Goal of the exercise> Copy each line of the listing below exactly.

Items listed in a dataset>
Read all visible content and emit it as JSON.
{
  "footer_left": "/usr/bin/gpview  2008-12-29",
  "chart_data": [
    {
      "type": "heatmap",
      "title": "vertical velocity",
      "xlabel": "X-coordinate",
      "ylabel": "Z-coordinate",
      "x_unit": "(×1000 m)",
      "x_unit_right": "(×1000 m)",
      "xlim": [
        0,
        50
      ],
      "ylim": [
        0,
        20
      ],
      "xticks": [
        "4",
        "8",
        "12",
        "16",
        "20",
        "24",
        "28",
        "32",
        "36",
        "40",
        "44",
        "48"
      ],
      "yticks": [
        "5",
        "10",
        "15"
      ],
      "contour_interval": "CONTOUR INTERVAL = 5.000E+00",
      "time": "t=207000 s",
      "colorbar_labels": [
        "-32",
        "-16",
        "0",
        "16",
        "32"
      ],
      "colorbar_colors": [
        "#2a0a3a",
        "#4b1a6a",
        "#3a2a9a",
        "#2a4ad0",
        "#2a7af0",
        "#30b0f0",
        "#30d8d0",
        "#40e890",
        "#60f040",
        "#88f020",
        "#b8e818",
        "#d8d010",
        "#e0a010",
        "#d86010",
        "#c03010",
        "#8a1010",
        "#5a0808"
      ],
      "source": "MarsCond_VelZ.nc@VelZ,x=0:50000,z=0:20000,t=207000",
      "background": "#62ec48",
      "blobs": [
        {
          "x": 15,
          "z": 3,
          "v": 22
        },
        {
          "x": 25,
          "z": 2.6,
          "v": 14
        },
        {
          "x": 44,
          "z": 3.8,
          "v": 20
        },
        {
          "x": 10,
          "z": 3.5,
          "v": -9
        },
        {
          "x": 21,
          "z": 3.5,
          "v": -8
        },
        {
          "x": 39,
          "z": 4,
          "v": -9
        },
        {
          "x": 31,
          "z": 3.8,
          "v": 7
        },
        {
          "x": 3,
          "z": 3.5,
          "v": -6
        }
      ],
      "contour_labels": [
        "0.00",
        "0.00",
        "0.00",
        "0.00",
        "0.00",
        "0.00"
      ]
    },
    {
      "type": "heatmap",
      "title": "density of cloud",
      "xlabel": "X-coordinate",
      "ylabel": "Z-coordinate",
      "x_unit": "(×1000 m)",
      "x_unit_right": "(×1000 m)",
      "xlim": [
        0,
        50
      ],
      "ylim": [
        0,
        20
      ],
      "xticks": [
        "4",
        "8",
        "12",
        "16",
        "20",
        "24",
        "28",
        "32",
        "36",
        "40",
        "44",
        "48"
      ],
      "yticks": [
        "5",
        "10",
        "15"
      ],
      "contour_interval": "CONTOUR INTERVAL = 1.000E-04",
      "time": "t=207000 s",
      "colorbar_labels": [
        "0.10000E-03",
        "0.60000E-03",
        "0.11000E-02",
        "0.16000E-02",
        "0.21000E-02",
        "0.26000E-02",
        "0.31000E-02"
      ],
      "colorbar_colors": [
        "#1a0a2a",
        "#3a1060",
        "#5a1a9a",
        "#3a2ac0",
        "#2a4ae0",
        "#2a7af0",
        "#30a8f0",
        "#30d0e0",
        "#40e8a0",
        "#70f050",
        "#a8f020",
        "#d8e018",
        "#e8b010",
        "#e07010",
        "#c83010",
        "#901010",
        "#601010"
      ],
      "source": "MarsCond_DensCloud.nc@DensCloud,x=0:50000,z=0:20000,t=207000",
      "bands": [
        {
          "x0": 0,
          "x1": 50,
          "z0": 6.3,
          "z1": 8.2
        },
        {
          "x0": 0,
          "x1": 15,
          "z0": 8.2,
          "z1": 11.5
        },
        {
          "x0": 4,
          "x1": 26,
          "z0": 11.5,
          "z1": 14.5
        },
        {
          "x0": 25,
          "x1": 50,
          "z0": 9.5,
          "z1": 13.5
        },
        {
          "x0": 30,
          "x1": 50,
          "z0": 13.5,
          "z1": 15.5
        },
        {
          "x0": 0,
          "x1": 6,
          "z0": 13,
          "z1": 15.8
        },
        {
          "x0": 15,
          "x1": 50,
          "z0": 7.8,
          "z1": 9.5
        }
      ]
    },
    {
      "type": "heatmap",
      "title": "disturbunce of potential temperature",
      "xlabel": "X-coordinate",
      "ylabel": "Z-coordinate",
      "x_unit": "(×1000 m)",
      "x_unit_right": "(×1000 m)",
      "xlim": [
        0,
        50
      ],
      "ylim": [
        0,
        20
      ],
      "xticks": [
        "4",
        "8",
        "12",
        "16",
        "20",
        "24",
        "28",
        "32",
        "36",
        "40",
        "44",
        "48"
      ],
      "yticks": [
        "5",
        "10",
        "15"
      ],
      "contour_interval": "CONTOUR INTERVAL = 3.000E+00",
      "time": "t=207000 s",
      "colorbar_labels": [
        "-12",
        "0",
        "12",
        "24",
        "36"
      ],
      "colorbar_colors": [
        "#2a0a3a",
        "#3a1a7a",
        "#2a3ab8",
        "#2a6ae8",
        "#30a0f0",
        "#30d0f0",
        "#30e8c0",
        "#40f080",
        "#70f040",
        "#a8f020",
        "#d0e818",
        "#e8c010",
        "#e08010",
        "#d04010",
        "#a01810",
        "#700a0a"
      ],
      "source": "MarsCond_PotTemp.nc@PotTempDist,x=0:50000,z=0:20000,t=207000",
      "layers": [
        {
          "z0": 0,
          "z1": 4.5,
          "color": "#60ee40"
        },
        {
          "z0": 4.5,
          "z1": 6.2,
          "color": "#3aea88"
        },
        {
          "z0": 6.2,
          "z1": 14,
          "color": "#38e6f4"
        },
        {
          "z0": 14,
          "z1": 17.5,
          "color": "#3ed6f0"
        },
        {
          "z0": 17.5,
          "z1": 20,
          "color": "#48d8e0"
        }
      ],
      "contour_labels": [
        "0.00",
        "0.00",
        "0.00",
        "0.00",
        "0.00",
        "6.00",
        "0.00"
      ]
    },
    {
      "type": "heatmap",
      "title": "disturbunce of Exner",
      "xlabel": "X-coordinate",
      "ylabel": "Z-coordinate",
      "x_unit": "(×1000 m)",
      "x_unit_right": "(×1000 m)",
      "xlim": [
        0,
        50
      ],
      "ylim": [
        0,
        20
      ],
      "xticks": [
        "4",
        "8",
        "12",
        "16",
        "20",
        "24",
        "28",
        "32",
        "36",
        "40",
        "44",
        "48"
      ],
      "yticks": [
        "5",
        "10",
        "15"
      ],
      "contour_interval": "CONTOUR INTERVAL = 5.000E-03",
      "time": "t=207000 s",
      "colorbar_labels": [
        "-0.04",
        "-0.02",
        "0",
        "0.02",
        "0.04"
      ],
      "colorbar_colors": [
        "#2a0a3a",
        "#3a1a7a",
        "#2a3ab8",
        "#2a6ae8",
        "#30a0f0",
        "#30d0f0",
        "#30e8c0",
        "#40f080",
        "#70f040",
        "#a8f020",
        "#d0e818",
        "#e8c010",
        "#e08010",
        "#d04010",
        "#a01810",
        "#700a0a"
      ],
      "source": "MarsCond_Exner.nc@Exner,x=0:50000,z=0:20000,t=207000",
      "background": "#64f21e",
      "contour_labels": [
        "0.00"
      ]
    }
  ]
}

Full answer>
Read all visible content and emit it as JSON.
{
  "footer_left": "/usr/bin/gpview  2008-12-29",
  "chart_data": [
    {
      "type": "heatmap",
      "title": "vertical velocity",
      "xlabel": "X-coordinate",
      "ylabel": "Z-coordinate",
      "x_unit": "(×1000 m)",
      "x_unit_right": "(×1000 m)",
      "xlim": [
        0,
        50
      ],
      "ylim": [
        0,
        20
      ],
      "xticks": [
        "4",
        "8",
        "12",
        "16",
        "20",
        "24",
        "28",
        "32",
        "36",
        "40",
        "44",
        "48"
      ],
      "yticks": [
        "5",
        "10",
        "15"
      ],
      "contour_interval": "CONTOUR INTERVAL = 5.000E+00",
      "time": "t=207000 s",
      "colorbar_labels": [
        "-32",
        "-16",
        "0",
        "16",
        "32"
      ],
      "colorbar_colors": [
        "#2a0a3a",
        "#4b1a6a",
        "#3a2a9a",
        "#2a4ad0",
        "#2a7af0",
        "#30b0f0",
        "#30d8d0",
        "#40e890",
        "#60f040",
        "#88f020",
        "#b8e818",
        "#d8d010",
        "#e0a010",
        "#d86010",
        "#c03010",
        "#8a1010",
        "#5a0808"
      ],
      "source": "MarsCond_VelZ.nc@VelZ,x=0:50000,z=0:20000,t=207000",
      "background": "#62ec48",
      "blobs": [
        {
          "x": 15,
          "z": 3,
          "v": 22
        },
        {
          "x": 25,
          "z": 2.6,
          "v": 14
        },
        {
          "x": 44,
          "z": 3.8,
          "v": 20
        },
        {
          "x": 10,
          "z": 3.5,
          "v": -9
        },
        {
          "x": 21,
          "z": 3.5,
          "v": -8
        },
        {
          "x": 39,
          "z": 4,
          "v": -9
        },
        {
          "x": 31,
          "z": 3.8,
          "v": 7
        },
        {
          "x": 3,
          "z": 3.5,
          "v": -6
        }
      ],
      "contour_labels": [
        "0.00",
        "0.00",
        "0.00",
        "0.00",
        "0.00",
        "0.00"
      ]
    },
    {
      "type": "heatmap",
      "title": "density of cloud",
      "xlabel": "X-coordinate",
      "ylabel": "Z-coordinate",
      "x_unit": "(×1000 m)",
      "x_unit_right": "(×1000 m)",
      "xlim": [
        0,
        50
      ],
      "ylim": [
        0,
        20
      ],
      "xticks": [
        "4",
        "8",
        "12",
        "16",
        "20",
        "24",
        "28",
        "32",
        "36",
        "40",
        "44",
        "48"
      ],
      "yticks": [
        "5",
        "10",
        "15"
      ],
      "contour_interval": "CONTOUR INTERVAL = 1.000E-04",
      "time": "t=207000 s",
      "colorbar_labels": [
        "0.10000E-03",
        "0.60000E-03",
        "0.11000E-02",
        "0.16000E-02",
        "0.21000E-02",
        "0.26000E-02",
        "0.31000E-02"
      ],
      "colorbar_colors": [
        "#1a0a2a",
        "#3a1060",
        "#5a1a9a",
        "#3a2ac0",
        "#2a4ae0",
        "#2a7af0",
        "#30a8f0",
        "#30d0e0",
        "#40e8a0",
        "#70f050",
        "#a8f020",
        "#d8e018",
        "#e8b010",
        "#e07010",
        "#c83010",
        "#901010",
        "#601010"
      ],
      "source": "MarsCond_DensCloud.nc@DensCloud,x=0:50000,z=0:20000,t=207000",
      "bands": [
        {
          "x0": 0,
          "x1": 50,
          "z0": 6.3,
          "z1": 8.2
        },
        {
          "x0": 0,
          "x1": 15,
          "z0": 8.2,
          "z1": 11.5
        },
        {
          "x0": 4,
          "x1": 26,
          "z0": 11.5,
          "z1": 14.5
        },
        {
          "x0": 25,
          "x1": 50,
          "z0": 9.5,
          "z1": 13.5
        },
        {
          "x0": 30,
          "x1": 50,
          "z0": 13.5,
          "z1": 15.5
        },
        {
          "x0": 0,
          "x1": 6,
          "z0": 13,
          "z1": 15.8
        },
        {
          "x0": 15,
          "x1": 50,
          "z0": 7.8,
          "z1": 9.5
        }
      ]
    },
    {
      "type": "heatmap",
      "title": "disturbunce of potential temperature",
      "xlabel": "X-coordinate",
      "ylabel": "Z-coordinate",
      "x_unit": "(×1000 m)",
      "x_unit_right": "(×1000 m)",
      "xlim": [
        0,
        50
      ],
      "ylim": [
        0,
        20
      ],
      "xticks": [
        "4",
        "8",
        "12",
        "16",
        "20",
        "24",
        "28",
        "32",
        "36",
        "40",
        "44",
        "48"
      ],
      "yticks": [
        "5",
        "10",
        "15"
      ],
      "contour_interval": "CONTOUR INTERVAL = 3.000E+00",
      "time": "t=207000 s",
      "colorbar_labels": [
        "-12",
        "0",
        "12",
        "24",
        "36"
      ],
      "colorbar_colors": [
        "#2a0a3a",
        "#3a1a7a",
        "#2a3ab8",
        "#2a6ae8",
        "#30a0f0",
        "#30d0f0",
        "#30e8c0",
        "#40f080",
        "#70f040",
        "#a8f020",
        "#d0e818",
        "#e8c010",
        "#e08010",
        "#d04010",
        "#a01810",
        "#700a0a"
      ],
      "source": "MarsCond_PotTemp.nc@PotTempDist,x=0:50000,z=0:20000,t=207000",
      "layers": [
        {
          "z0": 0,
          "z1": 4.5,
          "color": "#60ee40"
        },
        {
          "z0": 4.5,
          "z1": 6.2,
          "color": "#3aea88"
        },
        {
          "z0": 6.2,
          "z1": 14,
          "color": "#38e6f4"
        },
        {
          "z0": 14,
          "z1": 17.5,
          "color": "#3ed6f0"
        },
        {
          "z0": 17.5,
          "z1": 20,
          "color": "#48d8e0"
        }
      ],
      "contour_labels": [
        "0.00",
        "0.00",
        "0.00",
        "0.00",
        "0.00",
        "6.00",
        "0.00"
      ]
    },
    {
      "type": "heatmap",
      "title": "disturbunce of Exner",
      "xlabel": "X-coordinate",
      "ylabel": "Z-coordinate",
      "x_unit": "(×1000 m)",
      "x_unit_right": "(×1000 m)",
      "xlim": [
        0,
        50
      ],
      "ylim": [
        0,
        20
      ],
      "xticks": [
        "4",
        "8",
        "12",
        "16",
        "20",
        "24",
        "28",
        "32",
        "36",
        "40",
        "44",
        "48"
      ],
      "yticks": [
        "5",
        "10",
        "15"
      ],
      "contour_interval": "CONTOUR INTERVAL = 5.000E-03",
      "time": "t=207000 s",
      "colorbar_labels": [
        "-0.04",
        "-0.02",
        "0",
        "0.02",
        "0.04"
      ],
      "colorbar_colors": [
        "#2a0a3a",
        "#3a1a7a",
        "#2a3ab8",
        "#2a6ae8",
        "#30a0f0",
        "#30d0f0",
        "#30e8c0",
        "#40f080",
        "#70f040",
        "#a8f020",
        "#d0e818",
        "#e8c010",
        "#e08010",
        "#d04010",
        "#a01810",
        "#700a0a"
      ],
      "source": "MarsCond_Exner.nc@Exner,x=0:50000,z=0:20000,t=207000",
      "background": "#64f21e",
      "contour_labels": [
        "0.00"
      ]
    }
  ]
}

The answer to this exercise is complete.